Stored data:
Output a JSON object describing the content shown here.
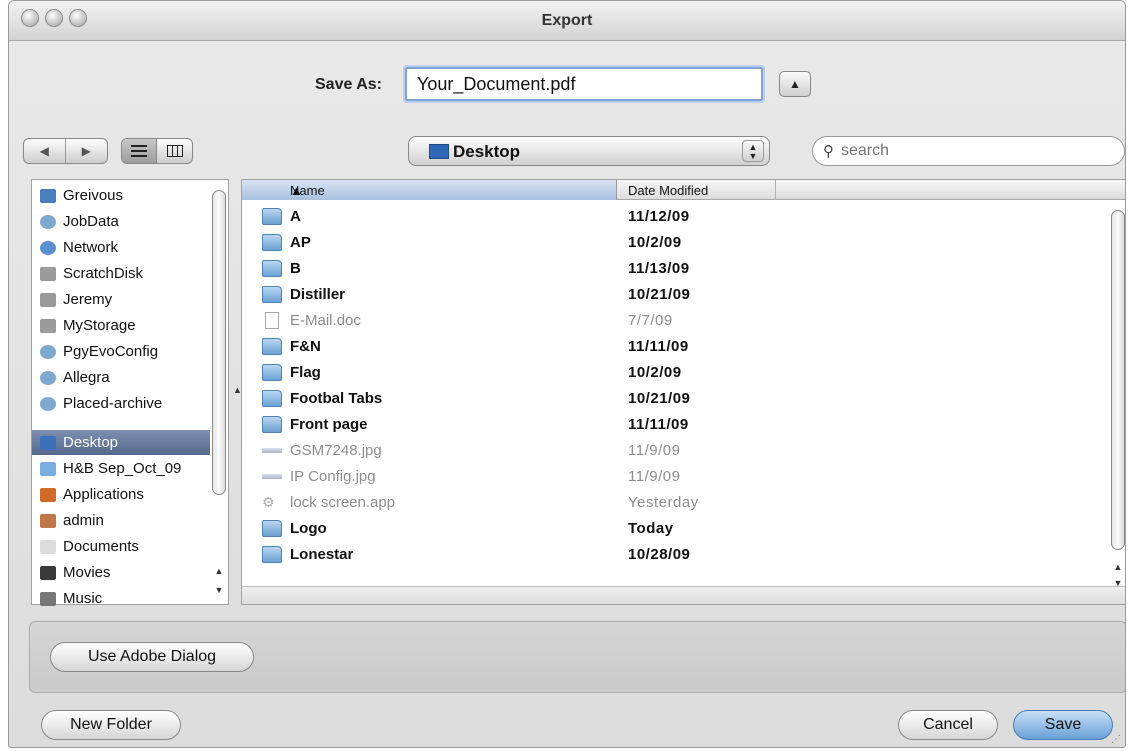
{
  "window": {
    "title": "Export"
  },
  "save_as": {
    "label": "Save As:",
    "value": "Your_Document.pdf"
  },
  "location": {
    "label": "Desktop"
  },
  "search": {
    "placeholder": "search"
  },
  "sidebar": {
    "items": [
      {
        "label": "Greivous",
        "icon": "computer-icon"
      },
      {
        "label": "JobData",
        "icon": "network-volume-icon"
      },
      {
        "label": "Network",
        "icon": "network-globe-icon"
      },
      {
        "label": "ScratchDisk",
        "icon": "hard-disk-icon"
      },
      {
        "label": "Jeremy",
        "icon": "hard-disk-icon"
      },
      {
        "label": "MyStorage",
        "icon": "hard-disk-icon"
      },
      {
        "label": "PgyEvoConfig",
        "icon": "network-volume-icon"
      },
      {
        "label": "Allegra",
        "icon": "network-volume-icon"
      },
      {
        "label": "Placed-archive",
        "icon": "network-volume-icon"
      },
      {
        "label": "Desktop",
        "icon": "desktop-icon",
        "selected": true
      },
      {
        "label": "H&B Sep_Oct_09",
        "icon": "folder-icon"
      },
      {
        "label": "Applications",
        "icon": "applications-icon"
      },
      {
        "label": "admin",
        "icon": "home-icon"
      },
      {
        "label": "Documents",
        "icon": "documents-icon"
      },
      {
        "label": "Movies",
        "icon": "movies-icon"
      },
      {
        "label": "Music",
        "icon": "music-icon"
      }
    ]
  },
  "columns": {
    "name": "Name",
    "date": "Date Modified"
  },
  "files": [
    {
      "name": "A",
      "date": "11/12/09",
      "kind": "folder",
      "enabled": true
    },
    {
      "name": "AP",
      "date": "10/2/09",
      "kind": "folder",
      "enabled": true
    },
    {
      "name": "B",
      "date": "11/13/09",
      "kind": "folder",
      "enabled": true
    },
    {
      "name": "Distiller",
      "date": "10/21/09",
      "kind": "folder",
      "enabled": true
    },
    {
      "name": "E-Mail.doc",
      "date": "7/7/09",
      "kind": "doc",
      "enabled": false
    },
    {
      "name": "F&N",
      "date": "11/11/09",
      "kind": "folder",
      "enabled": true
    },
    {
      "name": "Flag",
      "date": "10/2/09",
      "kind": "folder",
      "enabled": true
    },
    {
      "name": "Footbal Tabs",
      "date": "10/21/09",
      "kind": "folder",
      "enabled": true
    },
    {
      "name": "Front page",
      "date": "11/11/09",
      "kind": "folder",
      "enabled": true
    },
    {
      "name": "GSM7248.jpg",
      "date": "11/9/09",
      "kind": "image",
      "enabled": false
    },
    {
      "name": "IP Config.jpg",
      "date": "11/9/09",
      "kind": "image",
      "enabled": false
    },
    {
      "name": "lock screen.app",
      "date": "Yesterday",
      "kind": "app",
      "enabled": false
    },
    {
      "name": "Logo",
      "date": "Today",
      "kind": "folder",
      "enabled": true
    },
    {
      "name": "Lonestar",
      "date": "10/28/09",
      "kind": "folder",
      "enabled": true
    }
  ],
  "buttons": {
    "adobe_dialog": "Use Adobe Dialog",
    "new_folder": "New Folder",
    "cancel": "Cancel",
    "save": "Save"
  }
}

---

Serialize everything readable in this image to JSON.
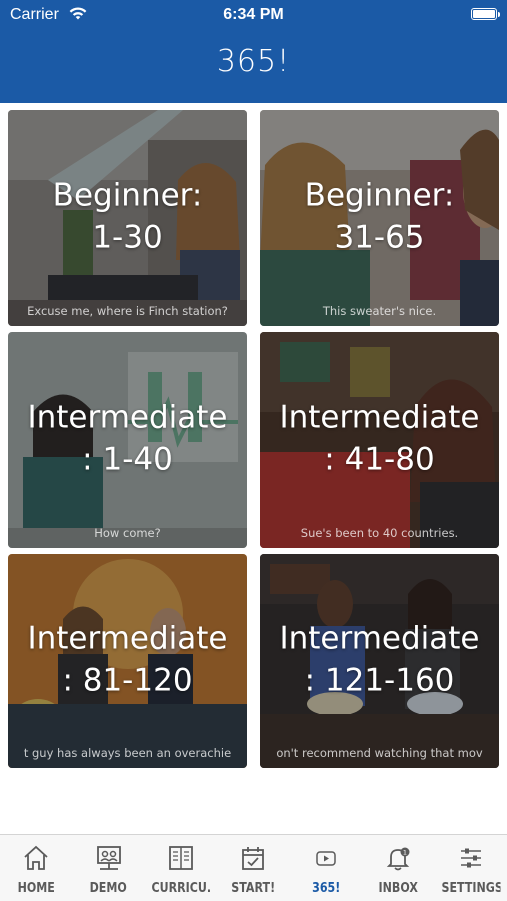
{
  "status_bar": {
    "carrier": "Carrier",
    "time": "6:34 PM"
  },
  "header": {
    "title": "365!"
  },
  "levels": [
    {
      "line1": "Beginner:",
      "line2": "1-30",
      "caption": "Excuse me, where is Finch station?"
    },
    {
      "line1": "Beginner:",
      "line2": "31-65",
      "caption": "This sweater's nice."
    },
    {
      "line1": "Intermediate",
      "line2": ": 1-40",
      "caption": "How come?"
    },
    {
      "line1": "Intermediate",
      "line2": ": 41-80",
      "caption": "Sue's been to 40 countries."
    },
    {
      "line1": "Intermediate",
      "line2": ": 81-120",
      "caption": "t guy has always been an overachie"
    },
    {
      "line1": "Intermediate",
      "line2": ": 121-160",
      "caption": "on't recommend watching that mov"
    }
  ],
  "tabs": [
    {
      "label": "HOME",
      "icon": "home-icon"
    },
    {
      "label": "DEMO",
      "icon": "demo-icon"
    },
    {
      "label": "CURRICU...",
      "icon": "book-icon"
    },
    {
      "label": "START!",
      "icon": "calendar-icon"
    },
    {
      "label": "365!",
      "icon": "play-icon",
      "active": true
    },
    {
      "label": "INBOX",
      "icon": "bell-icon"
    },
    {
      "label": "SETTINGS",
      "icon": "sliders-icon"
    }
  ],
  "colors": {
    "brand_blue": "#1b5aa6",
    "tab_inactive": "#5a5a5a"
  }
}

## GOAL
Wherever a line in the data above holds "caption", copy that line.

## TASK ANSWER
      "caption": "Excuse me, where is Finch station?"
      "caption": "This sweater's nice."
      "caption": "How come?"
      "caption": "Sue's been to 40 countries."
      "caption": "t guy has always been an overachie"
      "caption": "on't recommend watching that mov"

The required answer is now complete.